▸ Task material
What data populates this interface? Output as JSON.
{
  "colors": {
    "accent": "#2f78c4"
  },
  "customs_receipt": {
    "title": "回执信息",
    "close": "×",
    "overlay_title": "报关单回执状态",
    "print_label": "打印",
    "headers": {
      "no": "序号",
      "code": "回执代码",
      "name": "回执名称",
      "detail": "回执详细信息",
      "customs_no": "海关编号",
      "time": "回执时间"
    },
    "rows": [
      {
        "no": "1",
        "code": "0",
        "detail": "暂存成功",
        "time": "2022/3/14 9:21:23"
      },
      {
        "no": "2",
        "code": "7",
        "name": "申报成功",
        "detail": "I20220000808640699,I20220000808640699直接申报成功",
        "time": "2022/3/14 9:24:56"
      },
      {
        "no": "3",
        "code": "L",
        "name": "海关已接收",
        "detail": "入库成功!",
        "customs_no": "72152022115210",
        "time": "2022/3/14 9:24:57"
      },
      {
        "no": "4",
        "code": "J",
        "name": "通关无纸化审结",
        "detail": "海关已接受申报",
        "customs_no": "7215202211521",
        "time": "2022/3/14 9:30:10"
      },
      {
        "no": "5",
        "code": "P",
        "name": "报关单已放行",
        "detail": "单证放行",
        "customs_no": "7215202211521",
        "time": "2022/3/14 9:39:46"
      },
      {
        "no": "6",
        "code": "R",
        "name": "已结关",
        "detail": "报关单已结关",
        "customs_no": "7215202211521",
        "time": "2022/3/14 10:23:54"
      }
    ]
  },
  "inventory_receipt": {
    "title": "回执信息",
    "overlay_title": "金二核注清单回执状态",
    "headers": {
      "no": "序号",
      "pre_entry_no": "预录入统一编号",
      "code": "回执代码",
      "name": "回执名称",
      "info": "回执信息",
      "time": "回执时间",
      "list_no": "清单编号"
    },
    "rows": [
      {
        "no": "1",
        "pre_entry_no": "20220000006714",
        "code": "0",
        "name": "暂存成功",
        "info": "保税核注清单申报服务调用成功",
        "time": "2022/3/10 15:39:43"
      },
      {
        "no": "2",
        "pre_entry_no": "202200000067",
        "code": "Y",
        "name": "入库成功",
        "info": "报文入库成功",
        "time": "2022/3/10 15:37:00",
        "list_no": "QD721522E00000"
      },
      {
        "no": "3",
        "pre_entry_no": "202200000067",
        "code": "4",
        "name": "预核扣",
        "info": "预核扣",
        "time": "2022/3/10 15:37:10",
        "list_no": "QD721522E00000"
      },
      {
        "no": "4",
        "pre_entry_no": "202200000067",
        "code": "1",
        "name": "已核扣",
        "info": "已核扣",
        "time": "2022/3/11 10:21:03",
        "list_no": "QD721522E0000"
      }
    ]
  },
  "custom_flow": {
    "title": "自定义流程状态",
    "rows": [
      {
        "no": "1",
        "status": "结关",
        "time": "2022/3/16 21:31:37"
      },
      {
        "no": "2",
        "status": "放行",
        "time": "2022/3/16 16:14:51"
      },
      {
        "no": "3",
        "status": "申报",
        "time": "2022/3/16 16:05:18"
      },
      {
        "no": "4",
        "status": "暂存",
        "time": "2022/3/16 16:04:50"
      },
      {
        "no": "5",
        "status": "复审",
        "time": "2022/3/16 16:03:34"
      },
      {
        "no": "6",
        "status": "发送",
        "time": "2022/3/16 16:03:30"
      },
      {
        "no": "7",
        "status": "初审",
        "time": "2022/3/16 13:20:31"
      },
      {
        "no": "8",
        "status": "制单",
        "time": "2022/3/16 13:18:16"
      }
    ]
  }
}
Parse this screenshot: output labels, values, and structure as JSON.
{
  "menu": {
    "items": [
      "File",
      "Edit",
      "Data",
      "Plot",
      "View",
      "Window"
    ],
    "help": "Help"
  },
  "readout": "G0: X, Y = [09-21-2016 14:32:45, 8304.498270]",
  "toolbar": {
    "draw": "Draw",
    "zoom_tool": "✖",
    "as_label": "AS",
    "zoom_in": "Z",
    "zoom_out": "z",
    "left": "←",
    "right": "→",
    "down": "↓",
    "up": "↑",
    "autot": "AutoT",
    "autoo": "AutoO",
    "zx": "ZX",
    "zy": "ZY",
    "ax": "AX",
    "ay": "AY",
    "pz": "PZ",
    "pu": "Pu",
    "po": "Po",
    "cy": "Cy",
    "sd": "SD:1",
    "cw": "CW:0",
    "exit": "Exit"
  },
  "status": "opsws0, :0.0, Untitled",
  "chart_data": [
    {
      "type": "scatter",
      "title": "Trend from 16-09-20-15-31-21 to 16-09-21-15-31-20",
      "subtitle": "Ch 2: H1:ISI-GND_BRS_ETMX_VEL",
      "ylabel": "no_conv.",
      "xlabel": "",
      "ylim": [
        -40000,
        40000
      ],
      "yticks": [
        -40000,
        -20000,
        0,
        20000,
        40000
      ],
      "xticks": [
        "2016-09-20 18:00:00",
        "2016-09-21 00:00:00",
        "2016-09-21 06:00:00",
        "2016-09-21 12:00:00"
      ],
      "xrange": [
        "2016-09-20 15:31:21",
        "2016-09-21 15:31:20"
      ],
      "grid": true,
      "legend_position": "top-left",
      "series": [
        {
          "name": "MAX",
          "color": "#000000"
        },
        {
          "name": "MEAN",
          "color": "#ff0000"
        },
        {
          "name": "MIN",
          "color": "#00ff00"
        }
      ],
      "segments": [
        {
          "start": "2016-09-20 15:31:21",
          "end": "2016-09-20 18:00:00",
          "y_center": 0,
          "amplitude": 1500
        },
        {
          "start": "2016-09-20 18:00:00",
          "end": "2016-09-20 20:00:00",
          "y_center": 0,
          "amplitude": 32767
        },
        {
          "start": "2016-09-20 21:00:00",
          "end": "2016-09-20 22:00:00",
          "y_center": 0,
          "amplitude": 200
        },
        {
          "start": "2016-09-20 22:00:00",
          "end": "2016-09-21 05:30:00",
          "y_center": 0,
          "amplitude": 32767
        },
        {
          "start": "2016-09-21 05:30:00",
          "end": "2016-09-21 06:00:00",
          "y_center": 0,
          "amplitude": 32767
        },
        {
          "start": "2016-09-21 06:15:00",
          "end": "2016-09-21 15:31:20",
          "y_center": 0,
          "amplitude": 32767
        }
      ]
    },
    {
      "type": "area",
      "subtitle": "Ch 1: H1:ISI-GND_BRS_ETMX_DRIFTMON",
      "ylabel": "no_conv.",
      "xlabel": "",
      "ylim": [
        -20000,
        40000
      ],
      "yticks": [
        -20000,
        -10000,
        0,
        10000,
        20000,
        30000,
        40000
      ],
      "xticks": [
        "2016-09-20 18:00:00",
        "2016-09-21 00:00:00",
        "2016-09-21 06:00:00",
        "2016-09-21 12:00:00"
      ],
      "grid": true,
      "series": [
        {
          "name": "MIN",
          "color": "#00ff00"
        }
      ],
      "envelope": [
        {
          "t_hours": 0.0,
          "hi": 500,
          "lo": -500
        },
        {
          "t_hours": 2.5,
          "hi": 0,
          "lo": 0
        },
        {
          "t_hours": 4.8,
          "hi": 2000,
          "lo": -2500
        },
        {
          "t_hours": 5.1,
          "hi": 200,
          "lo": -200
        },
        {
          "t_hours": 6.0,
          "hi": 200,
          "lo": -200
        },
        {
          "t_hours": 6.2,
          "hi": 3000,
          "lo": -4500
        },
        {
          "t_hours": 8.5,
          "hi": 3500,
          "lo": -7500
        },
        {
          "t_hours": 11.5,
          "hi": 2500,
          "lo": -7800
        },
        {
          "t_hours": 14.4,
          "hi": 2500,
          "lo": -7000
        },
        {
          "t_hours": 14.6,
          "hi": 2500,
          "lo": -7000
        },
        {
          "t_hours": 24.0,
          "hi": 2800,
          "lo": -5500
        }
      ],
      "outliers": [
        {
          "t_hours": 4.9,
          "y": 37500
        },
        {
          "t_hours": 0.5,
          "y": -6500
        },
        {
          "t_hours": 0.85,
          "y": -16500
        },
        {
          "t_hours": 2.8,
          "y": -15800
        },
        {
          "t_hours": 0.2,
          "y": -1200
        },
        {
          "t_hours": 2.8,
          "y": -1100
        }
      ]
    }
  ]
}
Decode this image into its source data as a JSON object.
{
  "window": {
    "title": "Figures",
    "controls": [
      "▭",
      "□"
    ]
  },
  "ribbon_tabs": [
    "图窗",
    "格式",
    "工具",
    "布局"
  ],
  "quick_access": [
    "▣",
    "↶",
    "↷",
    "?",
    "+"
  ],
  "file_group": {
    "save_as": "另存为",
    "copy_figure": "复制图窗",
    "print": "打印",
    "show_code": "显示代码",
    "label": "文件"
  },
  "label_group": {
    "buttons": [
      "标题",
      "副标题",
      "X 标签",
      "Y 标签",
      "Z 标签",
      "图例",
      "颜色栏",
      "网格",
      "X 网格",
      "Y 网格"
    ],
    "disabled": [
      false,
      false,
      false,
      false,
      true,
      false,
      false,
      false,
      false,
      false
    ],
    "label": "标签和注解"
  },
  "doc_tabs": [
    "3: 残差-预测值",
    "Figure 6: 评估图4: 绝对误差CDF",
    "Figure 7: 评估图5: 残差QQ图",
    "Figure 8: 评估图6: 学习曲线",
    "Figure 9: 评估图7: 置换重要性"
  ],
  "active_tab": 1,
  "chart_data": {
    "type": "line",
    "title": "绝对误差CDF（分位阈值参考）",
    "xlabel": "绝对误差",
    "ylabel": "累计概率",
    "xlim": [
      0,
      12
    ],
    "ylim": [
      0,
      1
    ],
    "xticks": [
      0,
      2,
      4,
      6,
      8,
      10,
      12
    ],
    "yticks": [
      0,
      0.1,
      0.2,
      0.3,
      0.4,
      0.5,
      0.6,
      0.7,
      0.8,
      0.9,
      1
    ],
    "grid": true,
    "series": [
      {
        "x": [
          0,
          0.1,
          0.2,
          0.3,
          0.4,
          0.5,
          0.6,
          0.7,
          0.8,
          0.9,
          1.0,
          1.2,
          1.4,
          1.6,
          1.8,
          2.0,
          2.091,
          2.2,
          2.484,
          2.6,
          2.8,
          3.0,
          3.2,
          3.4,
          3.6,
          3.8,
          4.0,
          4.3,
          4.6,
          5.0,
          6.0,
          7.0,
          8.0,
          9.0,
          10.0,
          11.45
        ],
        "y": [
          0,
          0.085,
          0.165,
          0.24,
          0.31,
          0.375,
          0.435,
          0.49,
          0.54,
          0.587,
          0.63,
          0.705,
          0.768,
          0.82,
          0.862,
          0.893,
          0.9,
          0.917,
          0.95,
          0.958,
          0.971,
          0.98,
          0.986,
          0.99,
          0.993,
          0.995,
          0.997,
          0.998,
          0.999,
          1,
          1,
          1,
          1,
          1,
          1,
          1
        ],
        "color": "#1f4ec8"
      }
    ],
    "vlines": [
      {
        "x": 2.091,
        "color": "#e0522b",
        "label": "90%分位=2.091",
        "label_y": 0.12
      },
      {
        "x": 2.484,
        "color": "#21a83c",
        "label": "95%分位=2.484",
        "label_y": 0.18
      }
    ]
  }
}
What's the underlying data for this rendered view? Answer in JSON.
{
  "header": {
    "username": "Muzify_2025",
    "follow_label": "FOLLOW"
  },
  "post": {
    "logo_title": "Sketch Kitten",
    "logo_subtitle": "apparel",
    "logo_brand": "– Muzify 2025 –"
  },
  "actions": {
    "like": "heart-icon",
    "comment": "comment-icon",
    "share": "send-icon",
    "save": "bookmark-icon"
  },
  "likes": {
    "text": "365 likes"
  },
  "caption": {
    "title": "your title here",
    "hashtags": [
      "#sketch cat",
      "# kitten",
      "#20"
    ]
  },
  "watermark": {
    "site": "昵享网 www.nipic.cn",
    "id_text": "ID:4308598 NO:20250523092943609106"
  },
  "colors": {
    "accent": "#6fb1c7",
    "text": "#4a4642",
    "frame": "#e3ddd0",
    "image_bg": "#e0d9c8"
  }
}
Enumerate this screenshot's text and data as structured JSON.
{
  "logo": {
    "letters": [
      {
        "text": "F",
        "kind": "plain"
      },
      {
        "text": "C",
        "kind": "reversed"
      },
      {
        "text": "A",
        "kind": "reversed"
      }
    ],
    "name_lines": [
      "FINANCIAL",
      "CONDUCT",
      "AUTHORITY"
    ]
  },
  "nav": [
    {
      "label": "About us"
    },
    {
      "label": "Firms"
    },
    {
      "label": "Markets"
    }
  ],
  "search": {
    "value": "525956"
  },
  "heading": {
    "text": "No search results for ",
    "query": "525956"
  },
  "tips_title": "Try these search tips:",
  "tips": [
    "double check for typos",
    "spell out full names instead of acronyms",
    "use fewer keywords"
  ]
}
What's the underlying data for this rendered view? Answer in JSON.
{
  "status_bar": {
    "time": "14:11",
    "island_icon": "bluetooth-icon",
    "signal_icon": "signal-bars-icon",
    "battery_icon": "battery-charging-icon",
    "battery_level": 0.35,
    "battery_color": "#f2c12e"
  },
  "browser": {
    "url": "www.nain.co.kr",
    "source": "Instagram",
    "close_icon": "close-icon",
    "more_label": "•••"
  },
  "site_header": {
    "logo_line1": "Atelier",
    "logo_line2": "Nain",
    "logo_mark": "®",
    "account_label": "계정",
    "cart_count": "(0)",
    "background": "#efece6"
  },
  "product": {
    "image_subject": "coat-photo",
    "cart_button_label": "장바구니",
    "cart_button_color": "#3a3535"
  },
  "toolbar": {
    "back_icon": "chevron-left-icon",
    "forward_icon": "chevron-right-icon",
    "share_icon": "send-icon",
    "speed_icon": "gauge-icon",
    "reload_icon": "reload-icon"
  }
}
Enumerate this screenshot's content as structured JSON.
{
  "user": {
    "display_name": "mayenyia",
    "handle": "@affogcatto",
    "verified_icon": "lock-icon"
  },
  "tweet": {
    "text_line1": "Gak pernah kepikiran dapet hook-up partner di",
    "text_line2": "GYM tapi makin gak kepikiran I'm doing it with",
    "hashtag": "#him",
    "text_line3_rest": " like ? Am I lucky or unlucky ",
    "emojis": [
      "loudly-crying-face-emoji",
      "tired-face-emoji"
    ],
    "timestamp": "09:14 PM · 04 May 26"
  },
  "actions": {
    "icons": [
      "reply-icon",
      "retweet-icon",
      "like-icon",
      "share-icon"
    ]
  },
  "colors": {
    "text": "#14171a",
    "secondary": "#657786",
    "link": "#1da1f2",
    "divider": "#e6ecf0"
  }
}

▸ Task brief
Restate the final lines of the listing above word for word, beginning at the line that contains "Enumerate this screenshot's content".

▸ Correct answer
Enumerate this screenshot's content as structured JSON.
{
  "user": {
    "display_name": "mayenyia",
    "handle": "@affogcatto",
    "verified_icon": "lock-icon"
  },
  "tweet": {
    "text_line1": "Gak pernah kepikiran dapet hook-up partner di",
    "text_line2": "GYM tapi makin gak kepikiran I'm doing it with",
    "hashtag": "#him",
    "text_line3_rest": " like ? Am I lucky or unlucky ",
    "emojis": [
      "loudly-crying-face-emoji",
      "tired-face-emoji"
    ],
    "timestamp": "09:14 PM · 04 May 26"
  },
  "actions": {
    "icons": [
      "reply-icon",
      "retweet-icon",
      "like-icon",
      "share-icon"
    ]
  },
  "colors": {
    "text": "#14171a",
    "secondary": "#657786",
    "link": "#1da1f2",
    "divider": "#e6ecf0"
  }
}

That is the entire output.